◆ What you should do
Give an exact copy of every line, leaving images out.

◆ Data for processing
┌────────

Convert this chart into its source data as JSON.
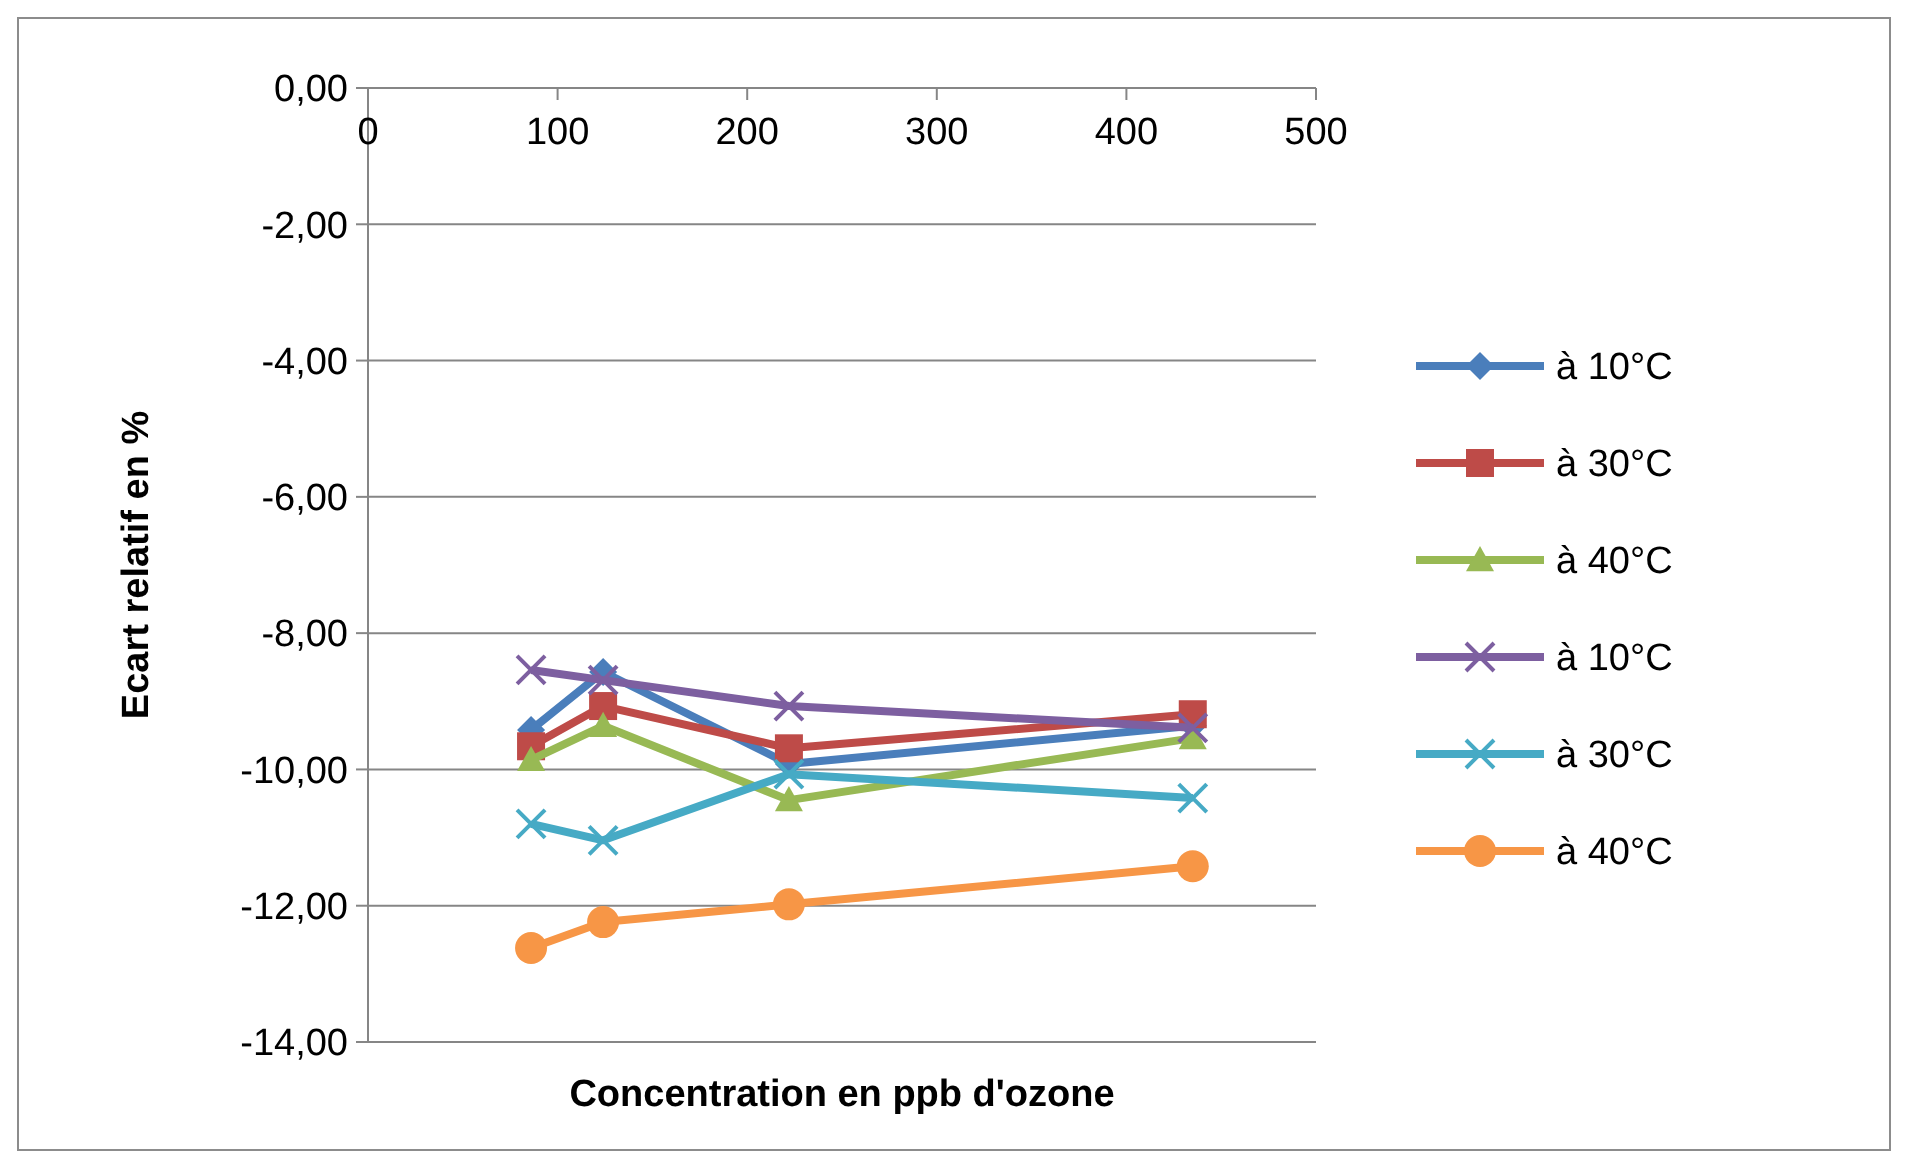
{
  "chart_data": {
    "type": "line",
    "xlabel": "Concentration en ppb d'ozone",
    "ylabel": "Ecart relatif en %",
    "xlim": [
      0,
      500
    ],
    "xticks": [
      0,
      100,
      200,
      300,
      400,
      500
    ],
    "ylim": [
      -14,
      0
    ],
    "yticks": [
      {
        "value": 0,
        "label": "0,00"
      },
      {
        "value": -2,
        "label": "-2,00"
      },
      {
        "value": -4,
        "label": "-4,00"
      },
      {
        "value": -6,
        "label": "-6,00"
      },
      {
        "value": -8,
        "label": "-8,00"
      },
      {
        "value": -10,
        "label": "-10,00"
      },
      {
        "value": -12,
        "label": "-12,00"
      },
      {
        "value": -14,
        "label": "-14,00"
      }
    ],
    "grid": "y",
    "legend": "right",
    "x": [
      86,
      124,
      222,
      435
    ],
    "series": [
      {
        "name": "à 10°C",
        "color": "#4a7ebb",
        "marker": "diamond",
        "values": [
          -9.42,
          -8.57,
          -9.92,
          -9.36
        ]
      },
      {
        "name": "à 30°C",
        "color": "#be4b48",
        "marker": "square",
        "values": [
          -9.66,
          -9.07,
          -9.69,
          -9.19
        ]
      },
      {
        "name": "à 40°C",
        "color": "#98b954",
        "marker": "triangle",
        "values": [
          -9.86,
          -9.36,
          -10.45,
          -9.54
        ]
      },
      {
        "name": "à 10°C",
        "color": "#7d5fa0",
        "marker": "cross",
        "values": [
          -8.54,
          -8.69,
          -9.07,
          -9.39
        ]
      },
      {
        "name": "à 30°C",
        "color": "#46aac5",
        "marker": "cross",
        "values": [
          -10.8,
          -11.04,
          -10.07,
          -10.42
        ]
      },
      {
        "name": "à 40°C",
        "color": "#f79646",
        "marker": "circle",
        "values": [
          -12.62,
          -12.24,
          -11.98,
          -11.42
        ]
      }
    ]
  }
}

└────────

◆ Output below
Convert this chart into its source data as JSON.
{
  "chart_data": {
    "type": "line",
    "xlabel": "Concentration en ppb d'ozone",
    "ylabel": "Ecart relatif en %",
    "xlim": [
      0,
      500
    ],
    "xticks": [
      0,
      100,
      200,
      300,
      400,
      500
    ],
    "ylim": [
      -14,
      0
    ],
    "yticks": [
      {
        "value": 0,
        "label": "0,00"
      },
      {
        "value": -2,
        "label": "-2,00"
      },
      {
        "value": -4,
        "label": "-4,00"
      },
      {
        "value": -6,
        "label": "-6,00"
      },
      {
        "value": -8,
        "label": "-8,00"
      },
      {
        "value": -10,
        "label": "-10,00"
      },
      {
        "value": -12,
        "label": "-12,00"
      },
      {
        "value": -14,
        "label": "-14,00"
      }
    ],
    "grid": "y",
    "legend": "right",
    "x": [
      86,
      124,
      222,
      435
    ],
    "series": [
      {
        "name": "à 10°C",
        "color": "#4a7ebb",
        "marker": "diamond",
        "values": [
          -9.42,
          -8.57,
          -9.92,
          -9.36
        ]
      },
      {
        "name": "à 30°C",
        "color": "#be4b48",
        "marker": "square",
        "values": [
          -9.66,
          -9.07,
          -9.69,
          -9.19
        ]
      },
      {
        "name": "à 40°C",
        "color": "#98b954",
        "marker": "triangle",
        "values": [
          -9.86,
          -9.36,
          -10.45,
          -9.54
        ]
      },
      {
        "name": "à 10°C",
        "color": "#7d5fa0",
        "marker": "cross",
        "values": [
          -8.54,
          -8.69,
          -9.07,
          -9.39
        ]
      },
      {
        "name": "à 30°C",
        "color": "#46aac5",
        "marker": "cross",
        "values": [
          -10.8,
          -11.04,
          -10.07,
          -10.42
        ]
      },
      {
        "name": "à 40°C",
        "color": "#f79646",
        "marker": "circle",
        "values": [
          -12.62,
          -12.24,
          -11.98,
          -11.42
        ]
      }
    ]
  }
}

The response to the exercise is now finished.